## [Exercise task]
Transcribe every line of the listing below without any deviation.

## [Supplied records]
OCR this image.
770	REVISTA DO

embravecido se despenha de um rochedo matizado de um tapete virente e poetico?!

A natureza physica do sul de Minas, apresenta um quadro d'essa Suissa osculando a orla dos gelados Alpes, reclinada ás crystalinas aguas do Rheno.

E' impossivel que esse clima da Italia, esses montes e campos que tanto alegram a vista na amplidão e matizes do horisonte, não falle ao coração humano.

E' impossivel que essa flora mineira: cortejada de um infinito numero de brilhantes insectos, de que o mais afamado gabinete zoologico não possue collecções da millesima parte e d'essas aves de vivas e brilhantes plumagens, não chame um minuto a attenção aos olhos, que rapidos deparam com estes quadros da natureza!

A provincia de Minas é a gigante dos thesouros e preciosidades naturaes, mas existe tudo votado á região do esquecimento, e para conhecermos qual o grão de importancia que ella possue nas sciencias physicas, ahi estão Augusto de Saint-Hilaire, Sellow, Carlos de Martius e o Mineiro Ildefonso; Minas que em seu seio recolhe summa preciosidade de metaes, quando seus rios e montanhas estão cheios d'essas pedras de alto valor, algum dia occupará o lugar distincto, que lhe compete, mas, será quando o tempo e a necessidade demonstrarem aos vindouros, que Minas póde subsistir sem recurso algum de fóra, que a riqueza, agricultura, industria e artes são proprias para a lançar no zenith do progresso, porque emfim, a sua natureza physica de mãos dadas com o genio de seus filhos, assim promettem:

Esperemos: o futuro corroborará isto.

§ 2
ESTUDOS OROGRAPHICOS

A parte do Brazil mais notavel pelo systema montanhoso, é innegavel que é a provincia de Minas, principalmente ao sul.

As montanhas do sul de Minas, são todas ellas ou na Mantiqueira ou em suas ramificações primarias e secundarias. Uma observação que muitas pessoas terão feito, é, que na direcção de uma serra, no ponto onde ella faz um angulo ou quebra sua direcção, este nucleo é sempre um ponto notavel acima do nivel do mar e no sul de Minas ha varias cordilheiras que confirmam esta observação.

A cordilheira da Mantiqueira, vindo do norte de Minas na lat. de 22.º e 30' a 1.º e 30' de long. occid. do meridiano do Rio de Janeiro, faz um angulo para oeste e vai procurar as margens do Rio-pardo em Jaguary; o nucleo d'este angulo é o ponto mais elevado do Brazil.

## [Result of the exercise]
OCR this image.
770	REVISTA DO

embravecido se despenha de um rochedo matizado de um tapete virente e poetico?!

A natureza physica do sul de Minas, apresenta um quadro d'essa Suissa osculando a orla dos gelados Alpes, reclinada ás crystalinas aguas do Rheno.

E' impossivel que esse clima da Italia, esses montes e campos que tanto alegram a vista na amplidão e matizes do horisonte, não falle ao coração humano.

E' impossivel que essa flora mineira: cortejada de um infinito numero de brilhantes insectos, de que o mais afamado gabinete zoologico não possue collecções da millesima parte e d'essas aves de vivas e brilhantes plumagens, não chame um minuto a attenção aos olhos, que rapidos deparam com estes quadros da natureza!

A provincia de Minas é a gigante dos thesouros e preciosidades naturaes, mas existe tudo votado á região do esquecimento, e para conhecermos qual o grão de importancia que ella possue nas sciencias physicas, ahi estão Augusto de Saint-Hilaire, Sellow, Carlos de Martius e o Mineiro Ildefonso; Minas que em seu seio recolhe summa preciosidade de metaes, quando seus rios e montanhas estão cheios d'essas pedras de alto valor, algum dia occupará o lugar distincto, que lhe compete, mas, será quando o tempo e a necessidade demonstrarem aos vindouros, que Minas póde subsistir sem recurso algum de fóra, que a riqueza, agricultura, industria e artes são proprias para a lançar no zenith do progresso, porque emfim, a sua natureza physica de mãos dadas com o genio de seus filhos, assim promettem:

Esperemos: o futuro corroborará isto.

§ 2
ESTUDOS OROGRAPHICOS

A parte do Brazil mais notavel pelo systema montanhoso, é innegavel que é a provincia de Minas, principalmente ao sul.

As montanhas do sul de Minas, são todas ellas ou na Mantiqueira ou em suas ramificações primarias e secundarias. Uma observação que muitas pessoas terão feito, é, que na direcção de uma serra, no ponto onde ella faz um angulo ou quebra sua direcção, este nucleo é sempre um ponto notavel acima do nivel do mar e no sul de Minas ha varias cordilheiras que confirmam esta observação.

A cordilheira da Mantiqueira, vindo do norte de Minas na lat. de 22.º e 30' a 1.º e 30' de long. occid. do meridiano do Rio de Janeiro, faz um angulo para oeste e vai procurar as margens do Rio-pardo em Jaguary; o nucleo d'este angulo é o ponto mais elevado do Brazil.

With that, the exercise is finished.